- [What to work on]:
Locate the string "this" in the listing below. Copy every line where it is found.
========================
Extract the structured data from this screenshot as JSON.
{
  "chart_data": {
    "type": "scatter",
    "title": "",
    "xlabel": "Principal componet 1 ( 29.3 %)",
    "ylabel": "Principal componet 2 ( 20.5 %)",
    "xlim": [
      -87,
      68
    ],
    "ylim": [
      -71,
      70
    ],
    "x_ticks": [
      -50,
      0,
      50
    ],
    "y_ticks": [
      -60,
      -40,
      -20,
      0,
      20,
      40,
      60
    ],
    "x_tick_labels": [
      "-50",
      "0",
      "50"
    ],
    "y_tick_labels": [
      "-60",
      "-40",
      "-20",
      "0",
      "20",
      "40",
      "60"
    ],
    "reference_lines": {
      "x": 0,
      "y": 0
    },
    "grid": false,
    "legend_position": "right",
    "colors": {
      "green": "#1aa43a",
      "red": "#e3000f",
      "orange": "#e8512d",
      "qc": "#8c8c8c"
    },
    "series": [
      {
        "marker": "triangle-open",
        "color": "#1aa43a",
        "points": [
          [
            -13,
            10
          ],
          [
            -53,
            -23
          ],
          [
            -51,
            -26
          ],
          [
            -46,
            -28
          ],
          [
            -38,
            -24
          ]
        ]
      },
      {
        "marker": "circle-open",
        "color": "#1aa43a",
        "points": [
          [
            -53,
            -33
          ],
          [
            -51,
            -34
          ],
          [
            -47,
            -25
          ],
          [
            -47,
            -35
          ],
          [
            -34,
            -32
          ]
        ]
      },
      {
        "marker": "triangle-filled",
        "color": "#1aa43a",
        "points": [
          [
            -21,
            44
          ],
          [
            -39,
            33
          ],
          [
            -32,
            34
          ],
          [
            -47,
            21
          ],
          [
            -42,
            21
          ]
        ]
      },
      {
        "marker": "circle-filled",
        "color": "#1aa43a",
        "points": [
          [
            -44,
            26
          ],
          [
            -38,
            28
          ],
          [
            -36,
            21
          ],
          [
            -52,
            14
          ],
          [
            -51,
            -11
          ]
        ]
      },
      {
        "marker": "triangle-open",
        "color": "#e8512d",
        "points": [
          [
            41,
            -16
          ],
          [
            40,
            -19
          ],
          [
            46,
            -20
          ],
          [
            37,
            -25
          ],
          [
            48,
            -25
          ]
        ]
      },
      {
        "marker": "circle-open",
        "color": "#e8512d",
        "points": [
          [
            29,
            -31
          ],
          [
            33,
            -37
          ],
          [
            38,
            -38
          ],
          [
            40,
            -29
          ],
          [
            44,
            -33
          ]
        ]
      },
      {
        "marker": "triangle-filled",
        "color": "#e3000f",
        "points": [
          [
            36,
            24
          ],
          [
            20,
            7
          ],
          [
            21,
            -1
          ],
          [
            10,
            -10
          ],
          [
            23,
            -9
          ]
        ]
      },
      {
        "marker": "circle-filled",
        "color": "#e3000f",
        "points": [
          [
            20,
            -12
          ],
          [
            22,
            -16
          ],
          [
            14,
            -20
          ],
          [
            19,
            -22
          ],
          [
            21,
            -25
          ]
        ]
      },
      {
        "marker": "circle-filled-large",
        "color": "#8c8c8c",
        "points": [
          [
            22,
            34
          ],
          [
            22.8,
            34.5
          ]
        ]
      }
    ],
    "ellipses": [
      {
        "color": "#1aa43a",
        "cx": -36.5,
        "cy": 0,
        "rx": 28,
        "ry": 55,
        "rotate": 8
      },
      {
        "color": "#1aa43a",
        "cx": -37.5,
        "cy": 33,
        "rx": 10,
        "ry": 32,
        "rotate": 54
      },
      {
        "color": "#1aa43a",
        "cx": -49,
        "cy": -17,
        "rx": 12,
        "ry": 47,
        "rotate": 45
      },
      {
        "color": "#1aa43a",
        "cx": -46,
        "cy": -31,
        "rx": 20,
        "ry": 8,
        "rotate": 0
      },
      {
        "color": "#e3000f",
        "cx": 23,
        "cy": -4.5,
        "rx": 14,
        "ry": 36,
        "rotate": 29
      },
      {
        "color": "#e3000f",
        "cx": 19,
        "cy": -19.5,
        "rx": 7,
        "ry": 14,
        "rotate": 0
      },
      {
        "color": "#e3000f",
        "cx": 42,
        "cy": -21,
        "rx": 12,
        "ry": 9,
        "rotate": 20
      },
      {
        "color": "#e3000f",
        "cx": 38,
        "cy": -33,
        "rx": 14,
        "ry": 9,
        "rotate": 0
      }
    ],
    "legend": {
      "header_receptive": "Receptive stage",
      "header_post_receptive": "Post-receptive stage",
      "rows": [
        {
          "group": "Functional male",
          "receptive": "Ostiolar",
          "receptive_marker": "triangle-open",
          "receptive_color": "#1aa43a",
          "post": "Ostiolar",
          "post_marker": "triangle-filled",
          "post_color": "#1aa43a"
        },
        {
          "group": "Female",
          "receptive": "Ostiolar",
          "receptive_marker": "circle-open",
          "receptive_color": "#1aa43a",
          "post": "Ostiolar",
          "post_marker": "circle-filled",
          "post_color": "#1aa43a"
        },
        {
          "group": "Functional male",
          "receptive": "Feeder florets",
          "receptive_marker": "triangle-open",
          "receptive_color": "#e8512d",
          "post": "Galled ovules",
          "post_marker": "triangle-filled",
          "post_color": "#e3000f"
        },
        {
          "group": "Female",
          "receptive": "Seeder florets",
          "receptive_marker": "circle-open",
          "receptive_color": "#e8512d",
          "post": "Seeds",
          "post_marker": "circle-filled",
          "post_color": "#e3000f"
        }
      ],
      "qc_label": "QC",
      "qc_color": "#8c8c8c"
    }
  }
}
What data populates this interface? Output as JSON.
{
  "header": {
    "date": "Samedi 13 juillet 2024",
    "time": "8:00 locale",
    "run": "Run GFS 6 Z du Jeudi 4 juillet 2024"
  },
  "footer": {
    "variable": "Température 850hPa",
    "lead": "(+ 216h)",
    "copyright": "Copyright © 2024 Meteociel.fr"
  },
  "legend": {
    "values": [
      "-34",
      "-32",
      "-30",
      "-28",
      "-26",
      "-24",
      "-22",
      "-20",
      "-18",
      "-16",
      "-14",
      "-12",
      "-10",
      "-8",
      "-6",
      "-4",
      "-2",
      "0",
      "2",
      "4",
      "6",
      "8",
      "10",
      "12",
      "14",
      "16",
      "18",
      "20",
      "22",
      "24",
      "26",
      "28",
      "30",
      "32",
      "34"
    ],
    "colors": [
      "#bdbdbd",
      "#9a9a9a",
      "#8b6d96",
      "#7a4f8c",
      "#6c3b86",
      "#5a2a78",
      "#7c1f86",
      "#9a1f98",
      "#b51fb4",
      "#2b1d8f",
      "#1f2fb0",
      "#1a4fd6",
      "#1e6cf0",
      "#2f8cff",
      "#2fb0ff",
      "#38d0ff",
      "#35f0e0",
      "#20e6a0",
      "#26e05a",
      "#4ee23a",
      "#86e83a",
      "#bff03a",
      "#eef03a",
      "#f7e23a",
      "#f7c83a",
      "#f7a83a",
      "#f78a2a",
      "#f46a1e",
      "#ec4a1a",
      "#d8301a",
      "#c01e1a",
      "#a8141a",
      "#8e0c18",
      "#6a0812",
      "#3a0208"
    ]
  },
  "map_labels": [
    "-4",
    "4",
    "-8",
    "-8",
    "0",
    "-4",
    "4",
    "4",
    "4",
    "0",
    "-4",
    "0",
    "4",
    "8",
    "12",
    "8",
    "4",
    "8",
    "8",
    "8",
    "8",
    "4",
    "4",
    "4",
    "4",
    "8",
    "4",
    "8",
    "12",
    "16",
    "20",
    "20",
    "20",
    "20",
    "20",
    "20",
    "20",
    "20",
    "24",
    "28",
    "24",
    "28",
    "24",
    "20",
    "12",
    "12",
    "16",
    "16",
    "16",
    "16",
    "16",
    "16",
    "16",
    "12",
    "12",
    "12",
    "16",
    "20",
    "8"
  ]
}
========================
- [Solution below]:
Extract the structured data from this screenshot as JSON.
What data populates this interface? Output as JSON.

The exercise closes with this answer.